▶ **Task instructions**
Copy, from the entries below, each line where the word "text" can be found.

A run of records

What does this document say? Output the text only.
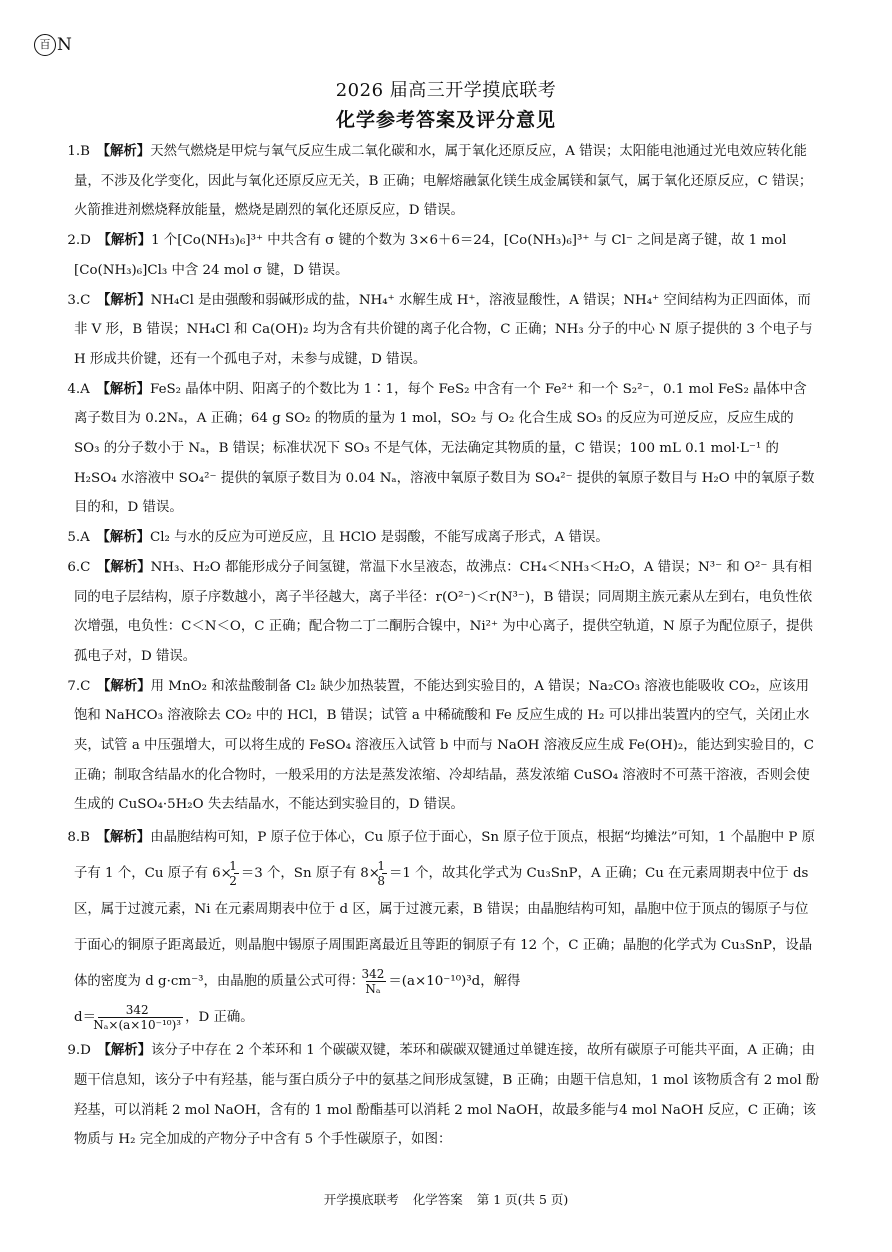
百 N
2026 届高三开学摸底联考
化学参考答案及评分意见

1.B  【解析】天然气燃烧是甲烷与氧气反应生成二氧化碳和水，属于氧化还原反应，A 错误；太阳能电池通过光电效应转化能量，不涉及化学变化，因此与氧化还原反应无关，B 正确；电解熔融氯化镁生成金属镁和氯气，属于氧化还原反应，C 错误；火箭推进剂燃烧释放能量，燃烧是剧烈的氧化还原反应，D 错误。

2.D  【解析】1 个[Co(NH₃)₆]³⁺ 中共含有 σ 键的个数为 3×6＋6＝24，[Co(NH₃)₆]³⁺ 与 Cl⁻ 之间是离子键，故 1 mol [Co(NH₃)₆]Cl₃ 中含 24 mol σ 键，D 错误。

3.C  【解析】NH₄Cl 是由强酸和弱碱形成的盐，NH₄⁺ 水解生成 H⁺，溶液显酸性，A 错误；NH₄⁺ 空间结构为正四面体，而非 V 形，B 错误；NH₄Cl 和 Ca(OH)₂ 均为含有共价键的离子化合物，C 正确；NH₃ 分子的中心 N 原子提供的 3 个电子与 H 形成共价键，还有一个孤电子对，未参与成键，D 错误。

4.A  【解析】FeS₂ 晶体中阴、阳离子的个数比为 1∶1，每个 FeS₂ 中含有一个 Fe²⁺ 和一个 S₂²⁻，0.1 mol FeS₂ 晶体中含离子数目为 0.2Nₐ，A 正确；64 g SO₂ 的物质的量为 1 mol，SO₂ 与 O₂ 化合生成 SO₃ 的反应为可逆反应，反应生成的 SO₃ 的分子数小于 Nₐ，B 错误；标准状况下 SO₃ 不是气体，无法确定其物质的量，C 错误；100 mL 0.1 mol·L⁻¹ 的 H₂SO₄ 水溶液中 SO₄²⁻ 提供的氧原子数目为 0.04 Nₐ，溶液中氧原子数目为 SO₄²⁻ 提供的氧原子数目与 H₂O 中的氧原子数目的和，D 错误。

5.A  【解析】Cl₂ 与水的反应为可逆反应，且 HClO 是弱酸，不能写成离子形式，A 错误。

6.C  【解析】NH₃、H₂O 都能形成分子间氢键，常温下水呈液态，故沸点：CH₄＜NH₃＜H₂O，A 错误；N³⁻ 和 O²⁻ 具有相同的电子层结构，原子序数越小，离子半径越大，离子半径：r(O²⁻)＜r(N³⁻)，B 错误；同周期主族元素从左到右，电负性依次增强，电负性：C＜N＜O，C 正确；配合物二丁二酮肟合镍中，Ni²⁺ 为中心离子，提供空轨道，N 原子为配位原子，提供孤电子对，D 错误。

7.C  【解析】用 MnO₂ 和浓盐酸制备 Cl₂ 缺少加热装置，不能达到实验目的，A 错误；Na₂CO₃ 溶液也能吸收 CO₂，应该用饱和 NaHCO₃ 溶液除去 CO₂ 中的 HCl，B 错误；试管 a 中稀硫酸和 Fe 反应生成的 H₂ 可以排出装置内的空气，关闭止水夹，试管 a 中压强增大，可以将生成的 FeSO₄ 溶液压入试管 b 中而与 NaOH 溶液反应生成 Fe(OH)₂，能达到实验目的，C 正确；制取含结晶水的化合物时，一般采用的方法是蒸发浓缩、冷却结晶，蒸发浓缩 CuSO₄ 溶液时不可蒸干溶液，否则会使生成的 CuSO₄·5H₂O 失去结晶水，不能达到实验目的，D 错误。

8.B  【解析】由晶胞结构可知，P 原子位于体心，Cu 原子位于面心，Sn 原子位于顶点，根据“均摊法”可知，1 个晶胞中 P 原子有 1 个，Cu 原子有 $6\times \frac{1}{2} =3$ 个，Sn 原子有 $8\times \frac{1}{8} =1$ 个，故其化学式为 Cu₃SnP，A 正确；Cu 在元素周期表中位于 ds 区，属于过渡元素，Ni 在元素周期表中位于 d 区，属于过渡元素，B 错误；由晶胞结构可知，晶胞中位于顶点的锡原子与位于面心的铜原子距离最近，则晶胞中锡原子周围距离最近且等距的铜原子有 12 个，C 正确；晶胞的化学式为 Cu₃SnP，设晶体的密度为 d g·cm⁻³，由晶胞的质量公式可得： $\frac{342}{\text{Nₐ}} =(a\times 10^{-10})^3d$，解得
$d= \frac{342}{\text{Nₐ×(a×10⁻¹⁰)³}}$ ，D 正确。

9.D  【解析】该分子中存在 2 个苯环和 1 个碳碳双键，苯环和碳碳双键通过单键连接，故所有碳原子可能共平面，A 正确；由题干信息知，该分子中有羟基，能与蛋白质分子中的氨基之间形成氢键，B 正确；由题干信息知，1 mol 该物质含有 2 mol 酚羟基，可以消耗 2 mol NaOH，含有的 1 mol 酚酯基可以消耗 2 mol NaOH，故最多能与4 mol NaOH 反应，C 正确；该物质与 H₂ 完全加成的产物分子中含有 5 个手性碳原子，如图：

开学摸底联考 化学答案 第 1 页(共 5 页)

▶ **Result of this task**
What does this document say? Output the text only.
8.B  【解析】由晶胞结构可知，P 原子位于体心，Cu 原子位于面心，Sn 原子位于顶点，根据“均摊法”可知，1 个晶胞中 P 原子有 1 个，Cu 原子有 $6\times \frac{1}{2} =3$ 个，Sn 原子有 $8\times \frac{1}{8} =1$ 个，故其化学式为 Cu₃SnP，A 正确；Cu 在元素周期表中位于 ds 区，属于过渡元素，Ni 在元素周期表中位于 d 区，属于过渡元素，B 错误；由晶胞结构可知，晶胞中位于顶点的锡原子与位于面心的铜原子距离最近，则晶胞中锡原子周围距离最近且等距的铜原子有 12 个，C 正确；晶胞的化学式为 Cu₃SnP，设晶体的密度为 d g·cm⁻³，由晶胞的质量公式可得： $\frac{342}{\text{Nₐ}} =(a\times 10^{-10})^3d$，解得
$d= \frac{342}{\text{Nₐ×(a×10⁻¹⁰)³}}$ ，D 正确。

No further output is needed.